RECORD LIST –

'''

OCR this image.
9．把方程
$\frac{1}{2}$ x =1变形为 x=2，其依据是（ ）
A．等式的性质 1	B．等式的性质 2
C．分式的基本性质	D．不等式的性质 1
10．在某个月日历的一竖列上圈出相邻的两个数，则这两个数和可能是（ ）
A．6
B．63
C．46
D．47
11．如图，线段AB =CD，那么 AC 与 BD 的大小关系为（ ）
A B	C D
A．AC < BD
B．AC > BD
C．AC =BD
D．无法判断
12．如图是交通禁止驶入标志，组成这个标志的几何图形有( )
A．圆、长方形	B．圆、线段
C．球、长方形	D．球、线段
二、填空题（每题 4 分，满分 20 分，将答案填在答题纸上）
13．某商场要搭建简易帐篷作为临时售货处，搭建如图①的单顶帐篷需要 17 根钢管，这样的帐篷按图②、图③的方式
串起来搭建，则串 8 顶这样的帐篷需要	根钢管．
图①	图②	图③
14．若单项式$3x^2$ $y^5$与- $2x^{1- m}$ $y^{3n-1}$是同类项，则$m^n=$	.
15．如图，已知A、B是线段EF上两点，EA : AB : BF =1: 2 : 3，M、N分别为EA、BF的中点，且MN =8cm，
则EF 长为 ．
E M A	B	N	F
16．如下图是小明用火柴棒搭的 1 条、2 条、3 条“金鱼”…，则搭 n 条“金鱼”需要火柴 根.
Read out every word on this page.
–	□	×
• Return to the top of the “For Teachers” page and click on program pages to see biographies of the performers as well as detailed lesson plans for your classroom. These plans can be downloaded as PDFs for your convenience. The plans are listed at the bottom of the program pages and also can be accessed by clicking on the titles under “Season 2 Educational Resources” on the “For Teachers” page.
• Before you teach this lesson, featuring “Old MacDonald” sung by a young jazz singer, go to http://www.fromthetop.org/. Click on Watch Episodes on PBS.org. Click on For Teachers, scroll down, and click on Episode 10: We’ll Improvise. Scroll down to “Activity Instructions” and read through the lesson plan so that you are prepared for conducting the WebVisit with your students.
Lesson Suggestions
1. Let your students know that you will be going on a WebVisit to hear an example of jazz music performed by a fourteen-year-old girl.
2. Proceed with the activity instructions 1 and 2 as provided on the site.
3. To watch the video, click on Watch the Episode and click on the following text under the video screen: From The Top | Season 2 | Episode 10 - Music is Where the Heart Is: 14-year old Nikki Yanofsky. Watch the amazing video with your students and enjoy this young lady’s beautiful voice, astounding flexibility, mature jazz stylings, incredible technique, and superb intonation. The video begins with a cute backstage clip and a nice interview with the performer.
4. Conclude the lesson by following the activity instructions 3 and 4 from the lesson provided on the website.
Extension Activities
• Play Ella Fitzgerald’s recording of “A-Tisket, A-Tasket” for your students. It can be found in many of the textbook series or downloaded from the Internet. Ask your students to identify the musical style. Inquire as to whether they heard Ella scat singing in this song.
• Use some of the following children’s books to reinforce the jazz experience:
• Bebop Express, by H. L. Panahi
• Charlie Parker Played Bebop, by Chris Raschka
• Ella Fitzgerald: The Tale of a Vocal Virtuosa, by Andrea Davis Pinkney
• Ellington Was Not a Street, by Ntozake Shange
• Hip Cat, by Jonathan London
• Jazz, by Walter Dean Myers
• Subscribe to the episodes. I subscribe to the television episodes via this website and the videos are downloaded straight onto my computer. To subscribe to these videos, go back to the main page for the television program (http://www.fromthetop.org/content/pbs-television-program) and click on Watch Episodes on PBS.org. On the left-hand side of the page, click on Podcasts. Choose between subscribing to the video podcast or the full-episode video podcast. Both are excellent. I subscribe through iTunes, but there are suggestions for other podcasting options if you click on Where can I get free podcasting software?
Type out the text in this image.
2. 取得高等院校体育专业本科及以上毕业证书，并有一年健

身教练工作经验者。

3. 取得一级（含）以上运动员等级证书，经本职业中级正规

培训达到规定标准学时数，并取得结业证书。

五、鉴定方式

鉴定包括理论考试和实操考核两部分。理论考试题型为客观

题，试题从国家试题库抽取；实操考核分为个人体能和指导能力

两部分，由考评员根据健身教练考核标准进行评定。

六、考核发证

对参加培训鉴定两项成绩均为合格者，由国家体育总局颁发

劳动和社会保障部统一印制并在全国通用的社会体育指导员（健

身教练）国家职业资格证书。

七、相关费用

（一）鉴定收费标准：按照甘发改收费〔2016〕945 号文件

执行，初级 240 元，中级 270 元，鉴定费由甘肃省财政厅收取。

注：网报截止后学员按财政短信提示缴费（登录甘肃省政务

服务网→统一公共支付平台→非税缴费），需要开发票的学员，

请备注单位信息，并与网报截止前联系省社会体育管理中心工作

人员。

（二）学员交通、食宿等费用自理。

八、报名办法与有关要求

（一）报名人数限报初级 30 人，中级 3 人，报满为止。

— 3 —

'''

SET PROBLEM – Return every record above exactly as it appears.

COMPLETED TASK –
OCR this image.
9．把方程
$\frac{1}{2}$ x =1变形为 x=2，其依据是（ ）
A．等式的性质 1	B．等式的性质 2
C．分式的基本性质	D．不等式的性质 1
10．在某个月日历的一竖列上圈出相邻的两个数，则这两个数和可能是（ ）
A．6
B．63
C．46
D．47
11．如图，线段AB =CD，那么 AC 与 BD 的大小关系为（ ）
A B	C D
A．AC < BD
B．AC > BD
C．AC =BD
D．无法判断
12．如图是交通禁止驶入标志，组成这个标志的几何图形有( )
A．圆、长方形	B．圆、线段
C．球、长方形	D．球、线段
二、填空题（每题 4 分，满分 20 分，将答案填在答题纸上）
13．某商场要搭建简易帐篷作为临时售货处，搭建如图①的单顶帐篷需要 17 根钢管，这样的帐篷按图②、图③的方式
串起来搭建，则串 8 顶这样的帐篷需要	根钢管．
图①	图②	图③
14．若单项式$3x^2$ $y^5$与- $2x^{1- m}$ $y^{3n-1}$是同类项，则$m^n=$	.
15．如图，已知A、B是线段EF上两点，EA : AB : BF =1: 2 : 3，M、N分别为EA、BF的中点，且MN =8cm，
则EF 长为 ．
E M A	B	N	F
16．如下图是小明用火柴棒搭的 1 条、2 条、3 条“金鱼”…，则搭 n 条“金鱼”需要火柴 根.
Read out every word on this page.
–	□	×
• Return to the top of the “For Teachers” page and click on program pages to see biographies of the performers as well as detailed lesson plans for your classroom. These plans can be downloaded as PDFs for your convenience. The plans are listed at the bottom of the program pages and also can be accessed by clicking on the titles under “Season 2 Educational Resources” on the “For Teachers” page.
• Before you teach this lesson, featuring “Old MacDonald” sung by a young jazz singer, go to http://www.fromthetop.org/. Click on Watch Episodes on PBS.org. Click on For Teachers, scroll down, and click on Episode 10: We’ll Improvise. Scroll down to “Activity Instructions” and read through the lesson plan so that you are prepared for conducting the WebVisit with your students.
Lesson Suggestions
1. Let your students know that you will be going on a WebVisit to hear an example of jazz music performed by a fourteen-year-old girl.
2. Proceed with the activity instructions 1 and 2 as provided on the site.
3. To watch the video, click on Watch the Episode and click on the following text under the video screen: From The Top | Season 2 | Episode 10 - Music is Where the Heart Is: 14-year old Nikki Yanofsky. Watch the amazing video with your students and enjoy this young lady’s beautiful voice, astounding flexibility, mature jazz stylings, incredible technique, and superb intonation. The video begins with a cute backstage clip and a nice interview with the performer.
4. Conclude the lesson by following the activity instructions 3 and 4 from the lesson provided on the website.
Extension Activities
• Play Ella Fitzgerald’s recording of “A-Tisket, A-Tasket” for your students. It can be found in many of the textbook series or downloaded from the Internet. Ask your students to identify the musical style. Inquire as to whether they heard Ella scat singing in this song.
• Use some of the following children’s books to reinforce the jazz experience:
• Bebop Express, by H. L. Panahi
• Charlie Parker Played Bebop, by Chris Raschka
• Ella Fitzgerald: The Tale of a Vocal Virtuosa, by Andrea Davis Pinkney
• Ellington Was Not a Street, by Ntozake Shange
• Hip Cat, by Jonathan London
• Jazz, by Walter Dean Myers
• Subscribe to the episodes. I subscribe to the television episodes via this website and the videos are downloaded straight onto my computer. To subscribe to these videos, go back to the main page for the television program (http://www.fromthetop.org/content/pbs-television-program) and click on Watch Episodes on PBS.org. On the left-hand side of the page, click on Podcasts. Choose between subscribing to the video podcast or the full-episode video podcast. Both are excellent. I subscribe through iTunes, but there are suggestions for other podcasting options if you click on Where can I get free podcasting software?
Type out the text in this image.
2. 取得高等院校体育专业本科及以上毕业证书，并有一年健

身教练工作经验者。

3. 取得一级（含）以上运动员等级证书，经本职业中级正规

培训达到规定标准学时数，并取得结业证书。

五、鉴定方式

鉴定包括理论考试和实操考核两部分。理论考试题型为客观

题，试题从国家试题库抽取；实操考核分为个人体能和指导能力

两部分，由考评员根据健身教练考核标准进行评定。

六、考核发证

对参加培训鉴定两项成绩均为合格者，由国家体育总局颁发

劳动和社会保障部统一印制并在全国通用的社会体育指导员（健

身教练）国家职业资格证书。

七、相关费用

（一）鉴定收费标准：按照甘发改收费〔2016〕945 号文件

执行，初级 240 元，中级 270 元，鉴定费由甘肃省财政厅收取。

注：网报截止后学员按财政短信提示缴费（登录甘肃省政务

服务网→统一公共支付平台→非税缴费），需要开发票的学员，

请备注单位信息，并与网报截止前联系省社会体育管理中心工作

人员。

（二）学员交通、食宿等费用自理。

八、报名办法与有关要求

（一）报名人数限报初级 30 人，中级 3 人，报满为止。

— 3 —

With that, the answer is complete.